# Given exercise
Locate each line in the records containing "this". Copy it.
■ ■ ■ ■ ■
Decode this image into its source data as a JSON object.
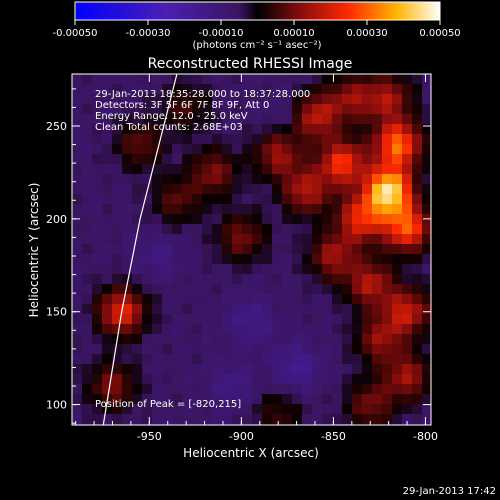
{
  "chart_data": {
    "type": "heatmap",
    "title": "Reconstructed RHESSI Image",
    "xlabel": "Heliocentric X (arcsec)",
    "ylabel": "Heliocentric Y (arcsec)",
    "xlim": [
      -992,
      -797
    ],
    "ylim": [
      89,
      278
    ],
    "x_ticks": [
      -950,
      -900,
      -850,
      -800
    ],
    "y_ticks": [
      100,
      150,
      200,
      250
    ],
    "colorbar": {
      "ticks": [
        -0.0005,
        -0.0003,
        -0.0001,
        0.0001,
        0.0003,
        0.0005
      ],
      "tick_labels": [
        "-0.00050",
        "-0.00030",
        "-0.00010",
        "0.00010",
        "0.00030",
        "0.00050"
      ],
      "range": [
        -0.0005,
        0.0005
      ],
      "unit": "(photons cm⁻² s⁻¹ asec⁻²)"
    },
    "annotations": [
      "29-Jan-2013 18:35:28.000 to 18:37:28.000",
      "Detectors: 3F 5F 6F 7F 8F 9F, Att 0",
      "Energy Range: 12.0 - 25.0 keV",
      "Clean     Total counts: 2.68E+03"
    ],
    "peak_label": "Position of Peak = [-820,215]",
    "peak": [
      -820,
      215
    ],
    "blobs": [
      {
        "x": -820,
        "y": 215,
        "value": 0.00049
      },
      {
        "x": -815,
        "y": 240,
        "value": 0.00036
      },
      {
        "x": -810,
        "y": 195,
        "value": 0.00033
      },
      {
        "x": -835,
        "y": 200,
        "value": 0.00028
      },
      {
        "x": -845,
        "y": 230,
        "value": 0.0003
      },
      {
        "x": -865,
        "y": 215,
        "value": 0.00022
      },
      {
        "x": -880,
        "y": 235,
        "value": 0.0002
      },
      {
        "x": -860,
        "y": 255,
        "value": 0.00024
      },
      {
        "x": -840,
        "y": 265,
        "value": 0.00018
      },
      {
        "x": -820,
        "y": 265,
        "value": 0.0002
      },
      {
        "x": -850,
        "y": 180,
        "value": 0.0002
      },
      {
        "x": -830,
        "y": 165,
        "value": 0.00022
      },
      {
        "x": -810,
        "y": 150,
        "value": 0.00024
      },
      {
        "x": -825,
        "y": 135,
        "value": 0.00018
      },
      {
        "x": -810,
        "y": 115,
        "value": 0.0002
      },
      {
        "x": -830,
        "y": 100,
        "value": 0.00016
      },
      {
        "x": -900,
        "y": 190,
        "value": 0.00016
      },
      {
        "x": -915,
        "y": 225,
        "value": 0.00017
      },
      {
        "x": -935,
        "y": 210,
        "value": 0.00013
      },
      {
        "x": -955,
        "y": 240,
        "value": 0.00014
      },
      {
        "x": -965,
        "y": 150,
        "value": 0.00028
      },
      {
        "x": -970,
        "y": 110,
        "value": 0.00017
      },
      {
        "x": -880,
        "y": 95,
        "value": 0.0001
      },
      {
        "x": -930,
        "y": 260,
        "value": 0.00011
      },
      {
        "x": -895,
        "y": 145,
        "value": -8e-05
      },
      {
        "x": -870,
        "y": 120,
        "value": -0.0001
      },
      {
        "x": -945,
        "y": 180,
        "value": -6e-05
      },
      {
        "x": -905,
        "y": 110,
        "value": -7e-05
      },
      {
        "x": -875,
        "y": 255,
        "value": -5e-05
      }
    ],
    "limb_line": [
      [
        -935,
        278
      ],
      [
        -955,
        200
      ],
      [
        -965,
        150
      ],
      [
        -975,
        89
      ]
    ],
    "grid": false
  },
  "footer": {
    "timestamp": "29-Jan-2013 17:42"
  },
  "colors": {
    "background": "#000000",
    "foreground": "#ffffff"
  }
}
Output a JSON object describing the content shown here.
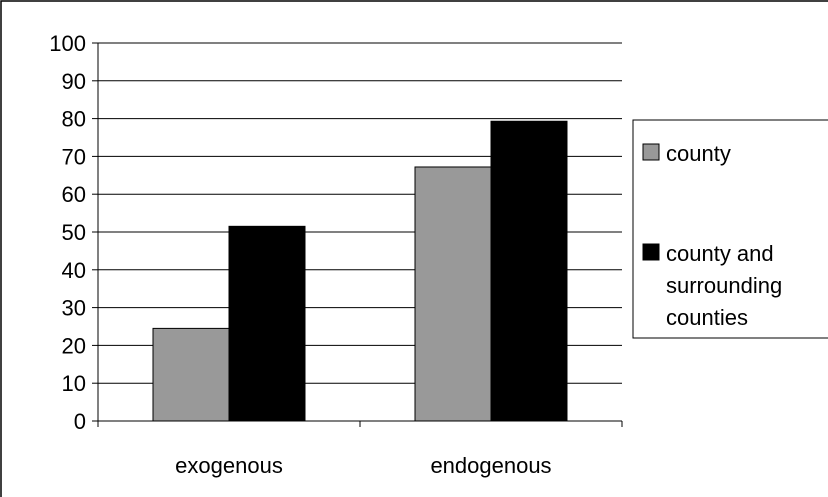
{
  "chart_data": {
    "type": "bar",
    "categories": [
      "exogenous",
      "endogenous"
    ],
    "series": [
      {
        "name": "county",
        "values": [
          24.5,
          67.2
        ],
        "color": "#999999"
      },
      {
        "name": "county and surrounding counties",
        "values": [
          51.5,
          79.3
        ],
        "color": "#000000"
      }
    ],
    "ylim": [
      0,
      100
    ],
    "yticks": [
      0,
      10,
      20,
      30,
      40,
      50,
      60,
      70,
      80,
      90,
      100
    ],
    "grid": true,
    "legend_position": "right",
    "legend_lines": [
      [
        "county"
      ],
      [
        "county and",
        "surrounding",
        "counties"
      ]
    ]
  }
}
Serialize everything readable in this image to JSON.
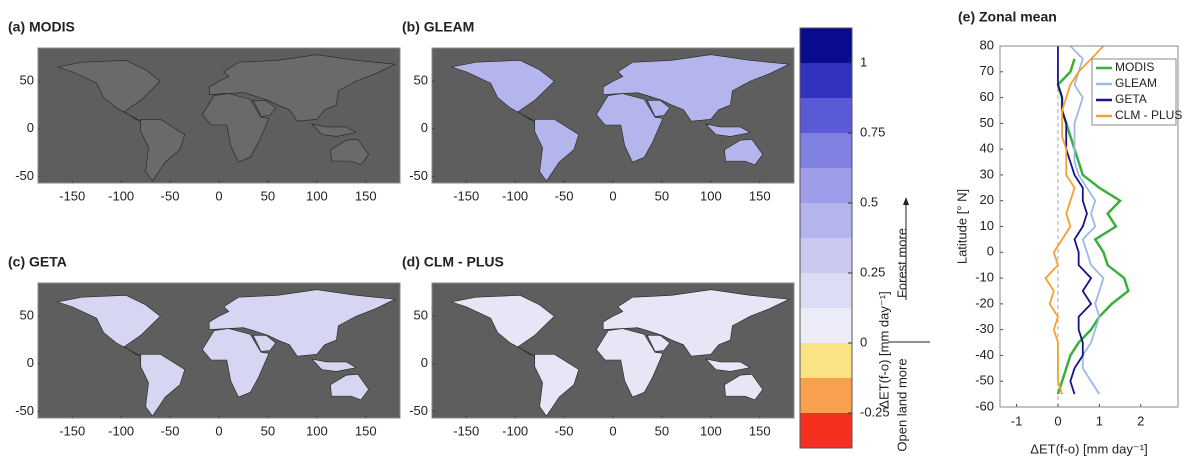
{
  "chart_data": [
    {
      "type": "map",
      "title": "(a)  MODIS",
      "xlim": [
        -185,
        185
      ],
      "ylim": [
        -57,
        85
      ],
      "xticks": [
        -150,
        -100,
        -50,
        0,
        50,
        100,
        150
      ],
      "yticks": [
        -50,
        0,
        50
      ]
    },
    {
      "type": "map",
      "title": "(b)  GLEAM",
      "xlim": [
        -185,
        185
      ],
      "ylim": [
        -57,
        85
      ],
      "xticks": [
        -150,
        -100,
        -50,
        0,
        50,
        100,
        150
      ],
      "yticks": [
        -50,
        0,
        50
      ]
    },
    {
      "type": "map",
      "title": "(c)  GETA",
      "xlim": [
        -185,
        185
      ],
      "ylim": [
        -57,
        85
      ],
      "xticks": [
        -150,
        -100,
        -50,
        0,
        50,
        100,
        150
      ],
      "yticks": [
        -50,
        0,
        50
      ]
    },
    {
      "type": "map",
      "title": "(d)  CLM - PLUS",
      "xlim": [
        -185,
        185
      ],
      "ylim": [
        -57,
        85
      ],
      "xticks": [
        -150,
        -100,
        -50,
        0,
        50,
        100,
        150
      ],
      "yticks": [
        -50,
        0,
        50
      ]
    },
    {
      "type": "colorbar",
      "label": "ΔET(f-o) [mm day⁻¹]",
      "annotations": [
        "Forest more",
        "Open land more"
      ],
      "levels": [
        -0.375,
        -0.25,
        -0.125,
        0,
        0.125,
        0.25,
        0.375,
        0.5,
        0.625,
        0.75,
        0.875,
        1,
        1.125
      ],
      "colors": [
        "#f5301e",
        "#f9a04f",
        "#fbe283",
        "#ececf9",
        "#dcdcf5",
        "#c9c9f1",
        "#b5b5ee",
        "#9d9de9",
        "#8080e0",
        "#5a5ad6",
        "#3232bf",
        "#0b0b8e"
      ],
      "ticks": [
        -0.25,
        0,
        0.25,
        0.5,
        0.75,
        1
      ]
    },
    {
      "type": "line",
      "title": "(e)  Zonal mean",
      "xlabel": "ΔET(f-o) [mm day⁻¹]",
      "ylabel": "Latitude [° N]",
      "y": [
        -55,
        -50,
        -45,
        -40,
        -35,
        -30,
        -25,
        -20,
        -15,
        -10,
        -5,
        0,
        5,
        10,
        15,
        20,
        25,
        30,
        35,
        40,
        45,
        50,
        55,
        60,
        65,
        70,
        75,
        80
      ],
      "xlim": [
        -1.4,
        2.9
      ],
      "xticks": [
        -1,
        0,
        1,
        2
      ],
      "ylim": [
        -60,
        80
      ],
      "yticks": [
        -60,
        -50,
        -40,
        -30,
        -20,
        -10,
        0,
        10,
        20,
        30,
        40,
        50,
        60,
        70,
        80
      ],
      "legend": "upper right",
      "series": [
        {
          "name": "MODIS",
          "color": "#3cae3c",
          "values": [
            0.0,
            0.1,
            0.2,
            0.3,
            0.5,
            0.8,
            1.0,
            1.3,
            1.7,
            1.6,
            1.2,
            1.1,
            0.9,
            1.4,
            1.2,
            1.5,
            1.0,
            0.6,
            0.5,
            0.4,
            0.3,
            0.2,
            0.1,
            0.1,
            0.0,
            0.3,
            0.4,
            null
          ]
        },
        {
          "name": "GLEAM",
          "color": "#9db8e8",
          "values": [
            1.0,
            0.8,
            0.6,
            0.6,
            0.8,
            0.9,
            1.0,
            0.9,
            1.0,
            1.1,
            0.8,
            0.7,
            0.6,
            0.9,
            0.8,
            0.9,
            0.7,
            0.5,
            0.4,
            0.4,
            0.4,
            0.4,
            0.5,
            0.6,
            0.4,
            0.5,
            0.6,
            0.3
          ]
        },
        {
          "name": "GETA",
          "color": "#14148c",
          "values": [
            0.4,
            0.3,
            0.4,
            0.6,
            0.6,
            0.5,
            0.5,
            0.8,
            0.6,
            0.8,
            0.5,
            0.5,
            0.4,
            0.6,
            0.7,
            0.6,
            0.6,
            0.4,
            0.3,
            0.2,
            0.2,
            0.2,
            0.1,
            0.1,
            0.0,
            0.0,
            0.0,
            0.0
          ]
        },
        {
          "name": "CLM - PLUS",
          "color": "#f5a030",
          "values": [
            0.1,
            0.0,
            0.0,
            0.0,
            0.0,
            -0.1,
            0.0,
            -0.2,
            -0.1,
            -0.3,
            0.0,
            -0.1,
            0.1,
            0.3,
            0.2,
            0.3,
            0.4,
            0.2,
            0.2,
            0.2,
            0.1,
            0.1,
            0.1,
            0.2,
            0.3,
            0.5,
            0.8,
            1.1
          ]
        }
      ]
    }
  ]
}
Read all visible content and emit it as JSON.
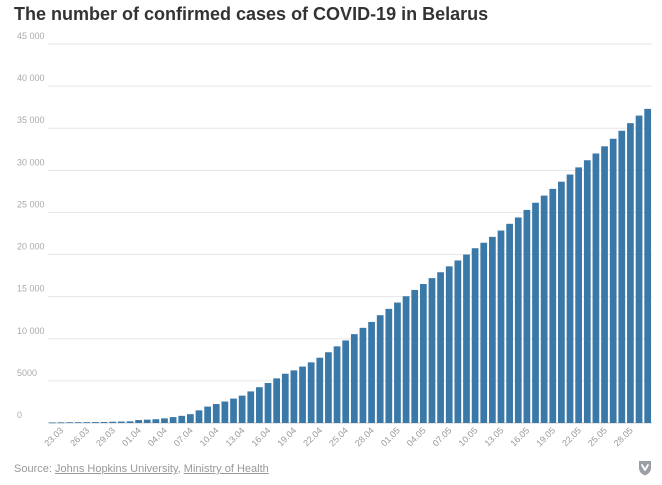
{
  "chart_data": {
    "type": "bar",
    "title": "The number of confirmed cases of COVID-19 in Belarus",
    "xlabel": "",
    "ylabel": "",
    "ylim": [
      0,
      45000
    ],
    "yticks": [
      "0",
      "5000",
      "10 000",
      "15 000",
      "20 000",
      "25 000",
      "30 000",
      "35 000",
      "40 000",
      "45 000"
    ],
    "grid": true,
    "bar_color": "#3a78a8",
    "categories": [
      "22.03",
      "23.03",
      "24.03",
      "25.03",
      "26.03",
      "27.03",
      "28.03",
      "29.03",
      "30.03",
      "31.03",
      "01.04",
      "02.04",
      "03.04",
      "04.04",
      "05.04",
      "06.04",
      "07.04",
      "08.04",
      "09.04",
      "10.04",
      "11.04",
      "12.04",
      "13.04",
      "14.04",
      "15.04",
      "16.04",
      "17.04",
      "18.04",
      "19.04",
      "20.04",
      "21.04",
      "22.04",
      "23.04",
      "24.04",
      "25.04",
      "26.04",
      "27.04",
      "28.04",
      "29.04",
      "30.04",
      "01.05",
      "02.05",
      "03.05",
      "04.05",
      "05.05",
      "06.05",
      "07.05",
      "08.05",
      "09.05",
      "10.05",
      "11.05",
      "12.05",
      "13.05",
      "14.05",
      "15.05",
      "16.05",
      "17.05",
      "18.05",
      "19.05",
      "20.05",
      "21.05",
      "22.05",
      "23.05",
      "24.05",
      "25.05",
      "26.05",
      "27.05",
      "28.05",
      "29.05",
      "30.05"
    ],
    "xtick_labels": [
      "23.03",
      "26.03",
      "29.03",
      "01.04",
      "04.04",
      "07.04",
      "10.04",
      "13.04",
      "16.04",
      "19.04",
      "22.04",
      "25.04",
      "28.04",
      "01.05",
      "04.05",
      "07.05",
      "10.05",
      "13.05",
      "16.05",
      "19.05",
      "22.05",
      "25.05",
      "28.05"
    ],
    "values": [
      70,
      80,
      90,
      95,
      100,
      110,
      120,
      150,
      170,
      200,
      350,
      400,
      450,
      550,
      700,
      850,
      1050,
      1500,
      1950,
      2250,
      2550,
      2900,
      3250,
      3750,
      4250,
      4750,
      5300,
      5850,
      6250,
      6700,
      7200,
      7750,
      8400,
      9100,
      9800,
      10550,
      11300,
      12000,
      12800,
      13550,
      14300,
      15050,
      15800,
      16500,
      17200,
      17900,
      18600,
      19300,
      20000,
      20750,
      21400,
      22100,
      22850,
      23650,
      24400,
      25300,
      26150,
      27000,
      27800,
      28650,
      29500,
      30350,
      31200,
      32000,
      32850,
      33750,
      34700,
      35600,
      36500,
      37300
    ]
  },
  "footer": {
    "source_prefix": "Source: ",
    "source_link_1": "Johns Hopkins University",
    "separator": ", ",
    "source_link_2": "Ministry of Health"
  },
  "logo_icon": "shield-arrow-logo-icon"
}
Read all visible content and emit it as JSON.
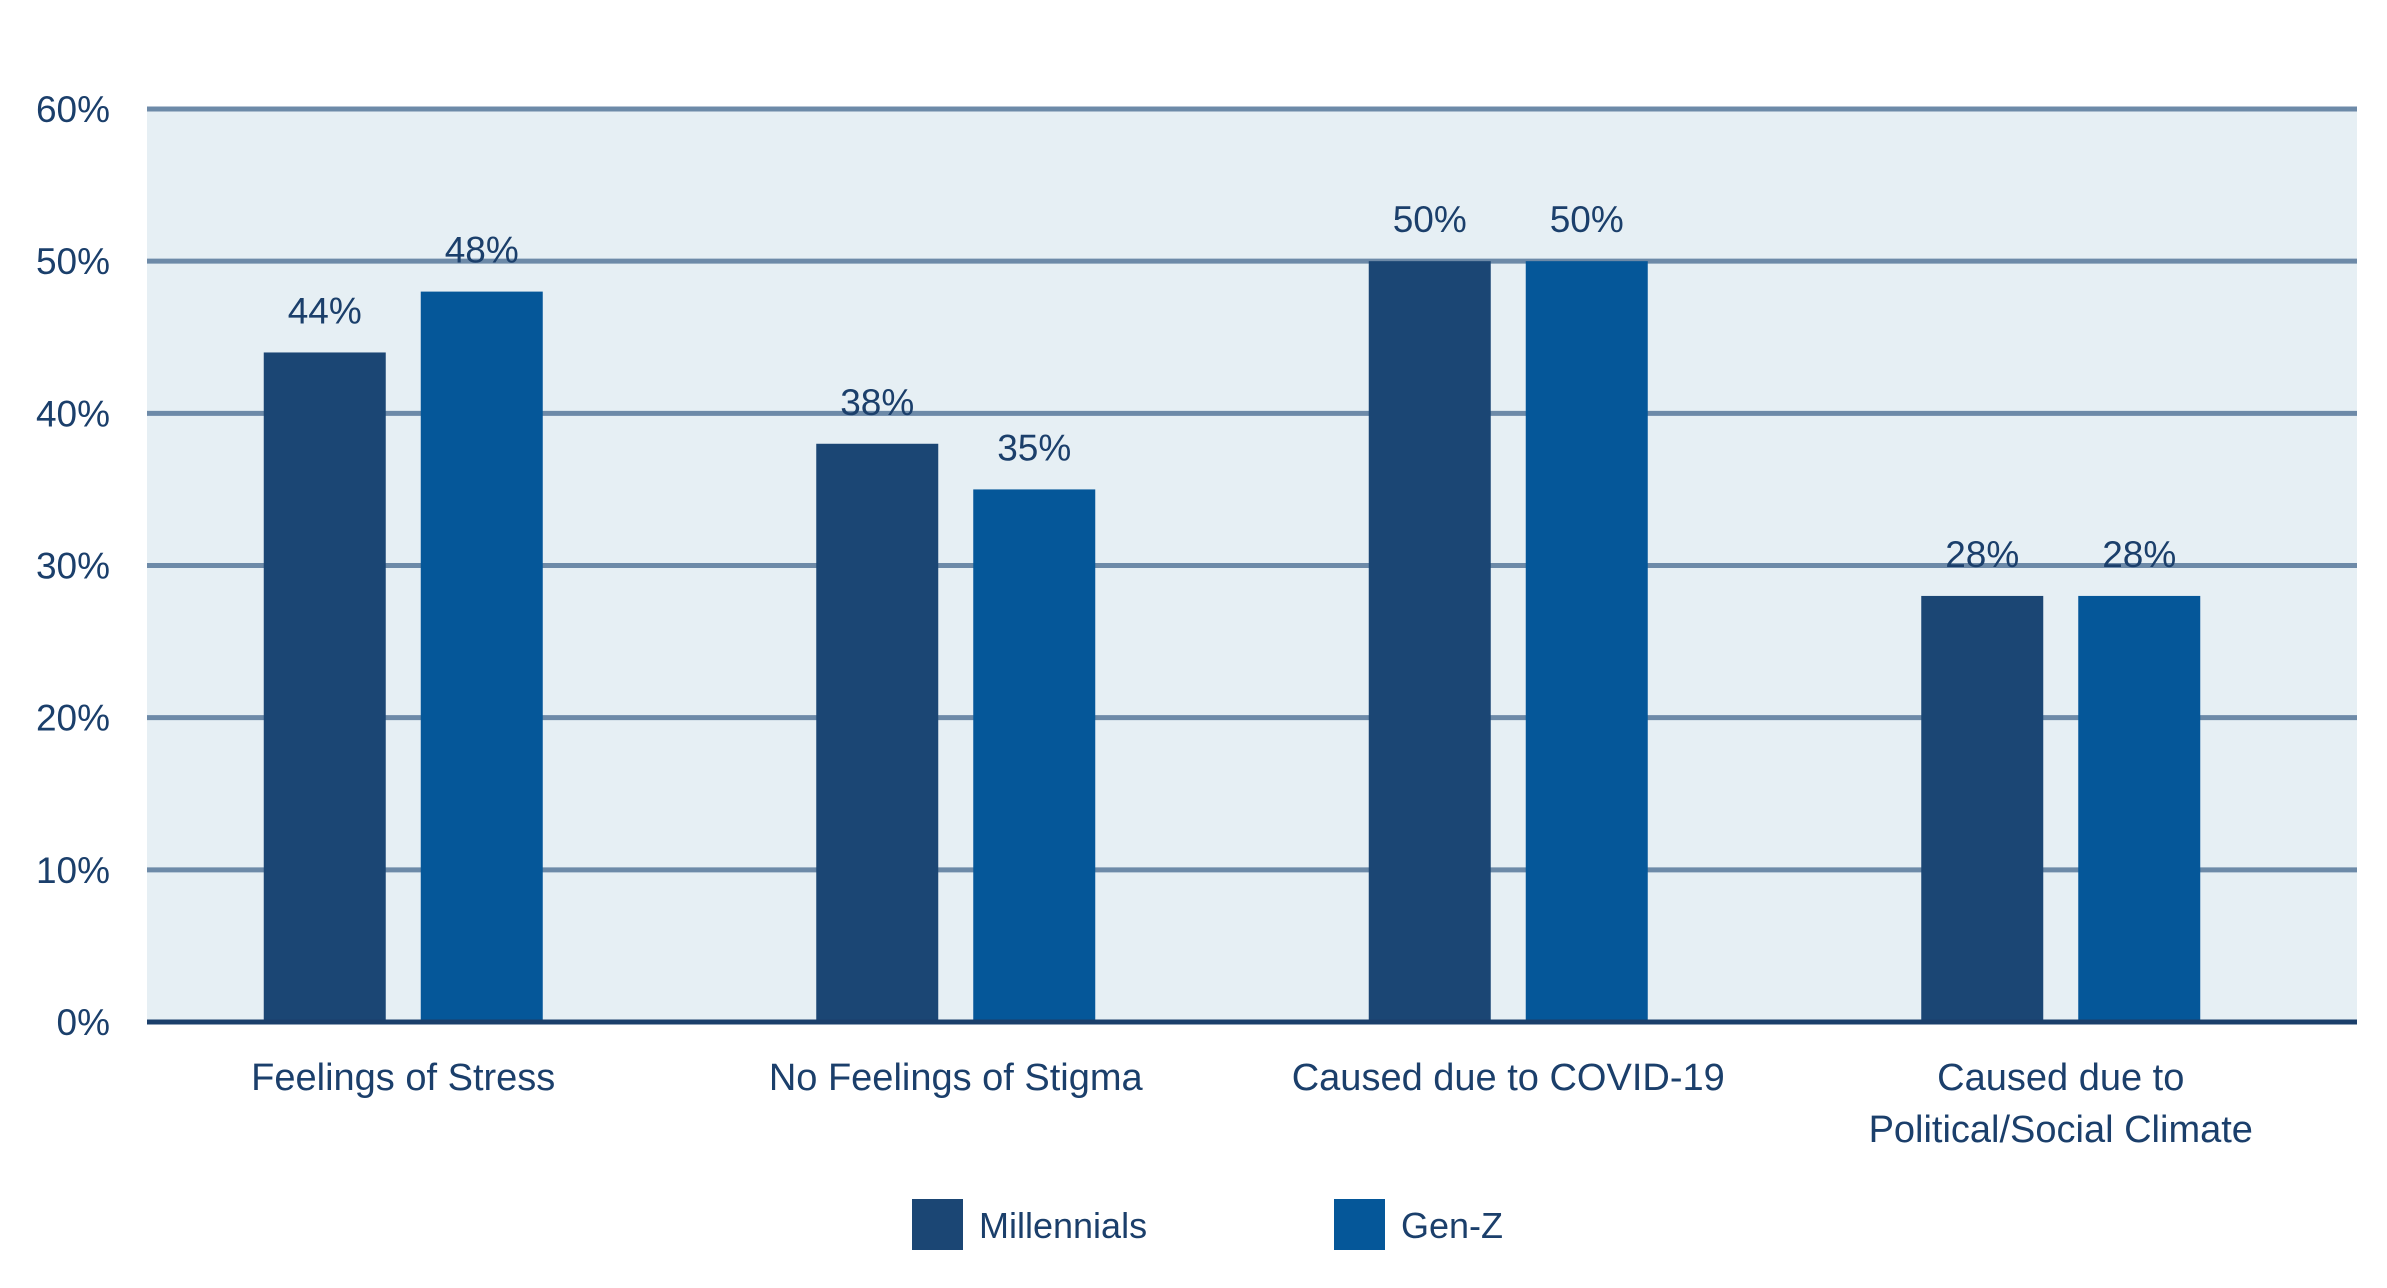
■ ■ ■ ■ ■
# Answer for the task
Decode this image into its source data as a JSON object.
Serialize everything readable in this image to JSON.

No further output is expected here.